■ **TO BE DONE**
Reproduce the records. Keep every word exact and include no images.

▬▬▬▬▬▬

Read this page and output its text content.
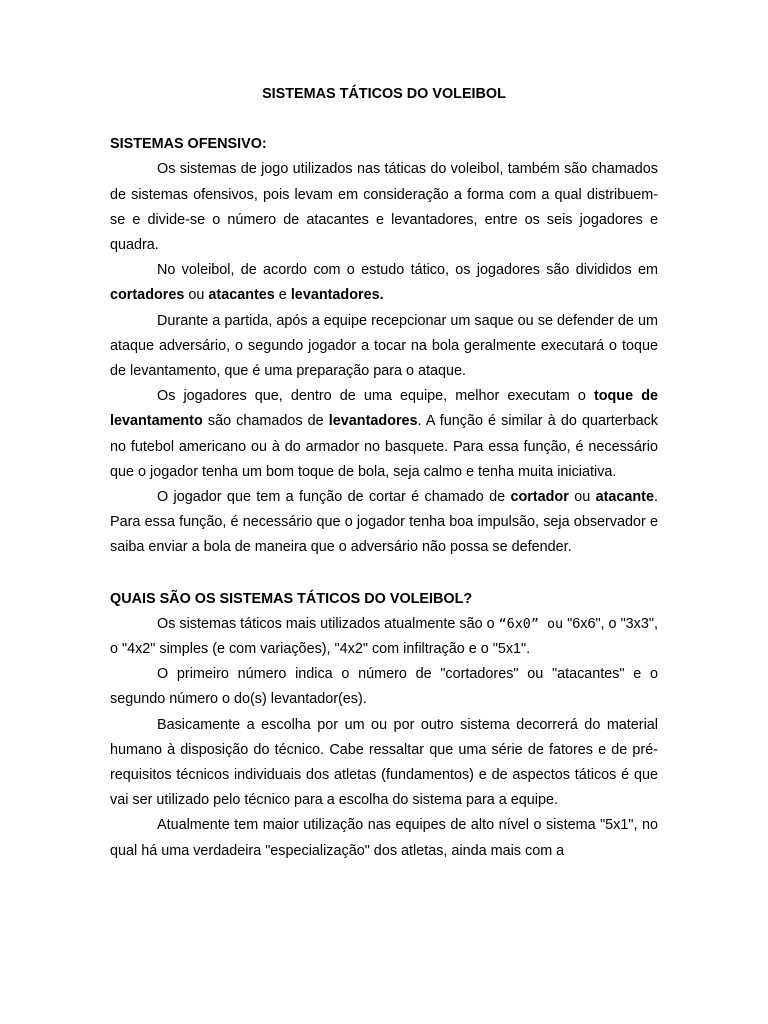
SISTEMAS TÁTICOS DO VOLEIBOL

SISTEMAS OFENSIVO:

Os sistemas de jogo utilizados nas táticas do voleibol, também são chamados de sistemas ofensivos, pois levam em consideração a forma com a qual distribuem-se e divide-se o número de atacantes e levantadores, entre os seis jogadores e quadra.

No voleibol, de acordo com o estudo tático, os jogadores são divididos em cortadores ou atacantes e levantadores.

Durante a partida, após a equipe recepcionar um saque ou se defender de um ataque adversário, o segundo jogador a tocar na bola geralmente executará o toque de levantamento, que é uma preparação para o ataque.

Os jogadores que, dentro de uma equipe, melhor executam o toque de levantamento são chamados de levantadores. A função é similar à do quarterback no futebol americano ou à do armador no basquete. Para essa função, é necessário que o jogador tenha um bom toque de bola, seja calmo e tenha muita iniciativa.

O jogador que tem a função de cortar é chamado de cortador ou atacante. Para essa função, é necessário que o jogador tenha boa impulsão, seja observador e saiba enviar a bola de maneira que o adversário não possa se defender.

QUAIS SÃO OS SISTEMAS TÁTICOS DO VOLEIBOL?

Os sistemas táticos mais utilizados atualmente são o “6x0” ou "6x6", o "3x3", o "4x2" simples (e com variações), "4x2" com infiltração e o "5x1".

O primeiro número indica o número de "cortadores" ou "atacantes" e o segundo número o do(s) levantador(es).

Basicamente a escolha por um ou por outro sistema decorrerá do material humano à disposição do técnico. Cabe ressaltar que uma série de fatores e de pré-requisitos técnicos individuais dos atletas (fundamentos) e de aspectos táticos é que vai ser utilizado pelo técnico para a escolha do sistema para a equipe.

Atualmente tem maior utilização nas equipes de alto nível o sistema "5x1", no qual há uma verdadeira "especialização" dos atletas, ainda mais com a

▬▬▬▬▬▬

■ **CORRECT RESPONSE**
Read this page and output its text content.
SISTEMAS TÁTICOS DO VOLEIBOL

SISTEMAS OFENSIVO:

Os sistemas de jogo utilizados nas táticas do voleibol, também são chamados de sistemas ofensivos, pois levam em consideração a forma com a qual distribuem-se e divide-se o número de atacantes e levantadores, entre os seis jogadores e quadra.

No voleibol, de acordo com o estudo tático, os jogadores são divididos em cortadores ou atacantes e levantadores.

Durante a partida, após a equipe recepcionar um saque ou se defender de um ataque adversário, o segundo jogador a tocar na bola geralmente executará o toque de levantamento, que é uma preparação para o ataque.

Os jogadores que, dentro de uma equipe, melhor executam o toque de levantamento são chamados de levantadores. A função é similar à do quarterback no futebol americano ou à do armador no basquete. Para essa função, é necessário que o jogador tenha um bom toque de bola, seja calmo e tenha muita iniciativa.

O jogador que tem a função de cortar é chamado de cortador ou atacante. Para essa função, é necessário que o jogador tenha boa impulsão, seja observador e saiba enviar a bola de maneira que o adversário não possa se defender.

QUAIS SÃO OS SISTEMAS TÁTICOS DO VOLEIBOL?

Os sistemas táticos mais utilizados atualmente são o “6x0” ou "6x6", o "3x3", o "4x2" simples (e com variações), "4x2" com infiltração e o "5x1".

O primeiro número indica o número de "cortadores" ou "atacantes" e o segundo número o do(s) levantador(es).

Basicamente a escolha por um ou por outro sistema decorrerá do material humano à disposição do técnico. Cabe ressaltar que uma série de fatores e de pré-requisitos técnicos individuais dos atletas (fundamentos) e de aspectos táticos é que vai ser utilizado pelo técnico para a escolha do sistema para a equipe.

Atualmente tem maior utilização nas equipes de alto nível o sistema "5x1", no qual há uma verdadeira "especialização" dos atletas, ainda mais com a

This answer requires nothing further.